> TEXT PASSAGE:
○ ○ ○

Deep embedding kernel mixture networks for conditional anomaly detection in high-dimensional data
提出一种深度嵌入核混合网络,通过嵌入网络降维和核混合网络建模条件分布,实现高维复杂数据的条件异常检测,在UCI数据和轮胎公司案例中验证了有效性。
In various industrial problems, sensor data are often used to detect the abnormal state of manufacturing systems. Sensor data are sometimes influenced by contextual variables that are not related to the system health status and may exhibit different behaviours depending on their values, even if the system is in a normal condition. In this case, a conditional anomaly detection method should be used to consider the effects of contextual variables. In this study, we propose a conditional anomaly detection method, particularly for high-dimensional and complex data, using a deep embedding kernel mixture network. The proposed method comprises embedding and kernel mixture networks. The embedding network learns low-dimensional embeddings from high-dimensional data, and the kernel mixture network models the distribution of the learned embeddings conditional on contextual variables. The two networks enable a flexible estimation of conditional density using the high expressive power of deep neural networks. The two networks are trained simultaneously such that the high-dimensional data are embedded into a low-dimensional space, to assist conditional density estimation. The effectiveness of the proposed model is demonstrated using real data examples from the UCI repository and a case study from a tire company.

○ ○ ○

Page layout parsing data:

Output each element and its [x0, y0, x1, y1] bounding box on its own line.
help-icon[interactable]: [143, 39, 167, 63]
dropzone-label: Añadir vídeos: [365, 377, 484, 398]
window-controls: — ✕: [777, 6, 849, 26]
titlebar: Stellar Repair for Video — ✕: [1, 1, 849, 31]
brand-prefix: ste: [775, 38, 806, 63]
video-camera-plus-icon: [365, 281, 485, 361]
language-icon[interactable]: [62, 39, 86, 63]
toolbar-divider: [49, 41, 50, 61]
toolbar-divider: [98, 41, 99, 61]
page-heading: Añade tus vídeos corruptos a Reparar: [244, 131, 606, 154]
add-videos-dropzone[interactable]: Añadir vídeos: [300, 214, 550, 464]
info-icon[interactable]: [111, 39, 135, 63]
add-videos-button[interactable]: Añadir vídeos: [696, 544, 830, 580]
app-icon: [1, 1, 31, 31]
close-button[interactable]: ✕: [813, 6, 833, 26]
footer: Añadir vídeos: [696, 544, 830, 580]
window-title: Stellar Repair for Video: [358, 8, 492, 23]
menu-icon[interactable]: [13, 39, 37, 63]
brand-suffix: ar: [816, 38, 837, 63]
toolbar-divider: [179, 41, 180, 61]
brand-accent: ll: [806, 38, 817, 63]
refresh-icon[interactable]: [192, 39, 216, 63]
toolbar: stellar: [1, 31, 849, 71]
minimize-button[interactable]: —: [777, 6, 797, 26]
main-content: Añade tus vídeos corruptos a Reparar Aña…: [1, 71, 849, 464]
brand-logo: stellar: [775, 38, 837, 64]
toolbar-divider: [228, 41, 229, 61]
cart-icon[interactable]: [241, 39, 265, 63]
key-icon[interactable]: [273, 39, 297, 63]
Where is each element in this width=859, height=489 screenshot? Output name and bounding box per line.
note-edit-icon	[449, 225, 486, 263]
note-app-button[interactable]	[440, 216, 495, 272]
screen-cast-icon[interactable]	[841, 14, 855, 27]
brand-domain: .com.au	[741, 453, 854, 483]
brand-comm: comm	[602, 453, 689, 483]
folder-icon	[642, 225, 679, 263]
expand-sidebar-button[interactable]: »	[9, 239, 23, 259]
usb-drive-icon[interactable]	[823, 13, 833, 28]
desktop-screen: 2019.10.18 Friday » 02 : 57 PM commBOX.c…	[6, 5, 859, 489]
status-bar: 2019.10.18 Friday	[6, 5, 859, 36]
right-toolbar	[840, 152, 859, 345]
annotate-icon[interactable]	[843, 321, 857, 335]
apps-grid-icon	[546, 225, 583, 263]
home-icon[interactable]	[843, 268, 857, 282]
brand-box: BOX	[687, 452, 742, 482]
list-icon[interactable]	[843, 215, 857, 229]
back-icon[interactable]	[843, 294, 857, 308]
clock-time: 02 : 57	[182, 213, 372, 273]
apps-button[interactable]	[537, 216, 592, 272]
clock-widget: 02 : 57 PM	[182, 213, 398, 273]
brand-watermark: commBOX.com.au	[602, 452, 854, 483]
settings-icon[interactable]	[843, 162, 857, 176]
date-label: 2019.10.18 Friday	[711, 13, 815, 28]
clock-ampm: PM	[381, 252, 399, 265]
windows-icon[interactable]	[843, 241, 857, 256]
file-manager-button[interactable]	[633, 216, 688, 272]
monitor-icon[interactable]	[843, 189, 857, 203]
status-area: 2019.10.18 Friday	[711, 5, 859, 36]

○ ○ ○

> YOUR TASKS:
1. Decide whether each statement agrees with the text on conditional anomaly detection, answering yes or no and quoting the exact words of the text that settle it. (a) The embedding network models the distribution of the embeddings conditional on contextual variables. (b) The embedding and kernel mixture networks are trained at the same time. (c) The contextual variables reflect the health status of the system.
2. Duplicate the stretch of the text on conditional anomaly detection from "Deep embedding kernel mixture networks" through "轮胎公司案例中验证了有效性。".
You can set the records aside, since none of this work depends on them.

> SOLUTIONS TO EACH TASK:
1.
(a) No: "the kernel mixture network models the distribution of the learned embeddings conditional on contextual variables"
(b) Yes: "The two networks are trained simultaneously"
(c) No: "contextual variables that are not related to the system health status"

2.
Deep embedding kernel mixture networks for conditional anomaly detection in high-dimensional data
提出一种深度嵌入核混合网络,通过嵌入网络降维和核混合网络建模条件分布,实现高维复杂数据的条件异常检测,在UCI数据和轮胎公司案例中验证了有效性。